■ **Set exercise**:
Gather all lines in the records below that include the word "mode".
>> BEGIN Dataset records
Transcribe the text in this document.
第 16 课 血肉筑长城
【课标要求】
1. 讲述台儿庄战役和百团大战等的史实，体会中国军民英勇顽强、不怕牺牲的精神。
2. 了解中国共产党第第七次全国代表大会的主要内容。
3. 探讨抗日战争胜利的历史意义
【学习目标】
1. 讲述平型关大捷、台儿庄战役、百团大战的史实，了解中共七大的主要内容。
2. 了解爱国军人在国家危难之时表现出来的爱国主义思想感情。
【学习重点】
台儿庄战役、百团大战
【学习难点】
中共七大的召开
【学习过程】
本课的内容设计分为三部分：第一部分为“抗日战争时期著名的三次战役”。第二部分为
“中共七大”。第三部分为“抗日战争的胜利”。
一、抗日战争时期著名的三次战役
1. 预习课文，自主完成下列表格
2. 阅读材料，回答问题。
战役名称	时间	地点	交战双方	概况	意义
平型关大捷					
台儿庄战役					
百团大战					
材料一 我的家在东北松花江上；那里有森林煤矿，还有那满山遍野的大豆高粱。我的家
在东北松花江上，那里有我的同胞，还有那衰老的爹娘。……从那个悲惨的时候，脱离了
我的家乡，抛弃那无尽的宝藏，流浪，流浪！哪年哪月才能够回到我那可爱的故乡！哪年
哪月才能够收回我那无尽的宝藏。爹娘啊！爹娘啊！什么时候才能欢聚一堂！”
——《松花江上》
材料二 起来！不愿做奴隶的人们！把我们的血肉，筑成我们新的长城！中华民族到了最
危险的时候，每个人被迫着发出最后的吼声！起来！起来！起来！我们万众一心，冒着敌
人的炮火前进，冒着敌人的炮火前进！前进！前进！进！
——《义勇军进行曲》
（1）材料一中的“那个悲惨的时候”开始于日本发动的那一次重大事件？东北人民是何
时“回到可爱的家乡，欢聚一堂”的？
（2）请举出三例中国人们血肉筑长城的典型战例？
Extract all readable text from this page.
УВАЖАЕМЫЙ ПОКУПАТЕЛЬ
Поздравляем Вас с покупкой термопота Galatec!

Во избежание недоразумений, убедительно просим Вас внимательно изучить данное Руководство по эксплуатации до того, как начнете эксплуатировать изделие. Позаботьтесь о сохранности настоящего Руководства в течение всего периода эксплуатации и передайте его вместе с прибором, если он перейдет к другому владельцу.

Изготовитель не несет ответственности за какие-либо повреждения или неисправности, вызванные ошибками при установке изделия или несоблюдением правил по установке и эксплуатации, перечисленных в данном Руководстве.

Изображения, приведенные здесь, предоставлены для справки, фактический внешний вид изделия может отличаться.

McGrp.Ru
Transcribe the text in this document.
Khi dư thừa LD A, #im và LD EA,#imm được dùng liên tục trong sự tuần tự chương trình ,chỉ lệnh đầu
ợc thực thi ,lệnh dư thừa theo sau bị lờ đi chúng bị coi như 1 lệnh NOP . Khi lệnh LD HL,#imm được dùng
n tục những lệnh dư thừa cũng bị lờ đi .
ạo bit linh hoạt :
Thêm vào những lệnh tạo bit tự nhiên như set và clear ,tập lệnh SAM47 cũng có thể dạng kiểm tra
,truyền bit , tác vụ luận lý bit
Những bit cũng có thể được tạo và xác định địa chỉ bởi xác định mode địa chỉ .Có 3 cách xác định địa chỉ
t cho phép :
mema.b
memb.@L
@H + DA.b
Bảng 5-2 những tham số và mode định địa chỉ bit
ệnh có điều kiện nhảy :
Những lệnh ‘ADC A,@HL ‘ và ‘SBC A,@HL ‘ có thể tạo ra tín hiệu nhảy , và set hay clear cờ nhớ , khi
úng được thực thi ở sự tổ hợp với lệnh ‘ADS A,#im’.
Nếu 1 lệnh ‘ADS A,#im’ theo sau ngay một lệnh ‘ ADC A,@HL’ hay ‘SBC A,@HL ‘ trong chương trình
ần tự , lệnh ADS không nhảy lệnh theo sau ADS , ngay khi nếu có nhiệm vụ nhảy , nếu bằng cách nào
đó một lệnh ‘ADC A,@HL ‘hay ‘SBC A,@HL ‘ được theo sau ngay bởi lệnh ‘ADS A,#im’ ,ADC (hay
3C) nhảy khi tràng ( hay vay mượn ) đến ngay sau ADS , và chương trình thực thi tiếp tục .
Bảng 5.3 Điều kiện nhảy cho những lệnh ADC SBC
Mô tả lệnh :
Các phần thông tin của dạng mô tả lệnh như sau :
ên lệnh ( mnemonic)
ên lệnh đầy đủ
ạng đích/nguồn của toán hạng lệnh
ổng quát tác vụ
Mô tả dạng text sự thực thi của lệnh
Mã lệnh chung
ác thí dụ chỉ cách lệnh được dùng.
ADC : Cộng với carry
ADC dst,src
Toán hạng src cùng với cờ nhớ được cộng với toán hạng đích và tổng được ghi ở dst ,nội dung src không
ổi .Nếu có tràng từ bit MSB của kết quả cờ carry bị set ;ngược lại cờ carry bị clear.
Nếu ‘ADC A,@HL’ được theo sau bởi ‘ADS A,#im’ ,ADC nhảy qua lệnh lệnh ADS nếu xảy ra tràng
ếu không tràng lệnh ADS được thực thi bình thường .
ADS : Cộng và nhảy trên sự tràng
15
>> END Dataset records
■ **Exercise response**:
Những bit cũng có thể được tạo và xác định địa chỉ bởi xác định mode địa chỉ .Có 3 cách xác định địa chỉ
Bảng 5-2 những tham số và mode định địa chỉ bit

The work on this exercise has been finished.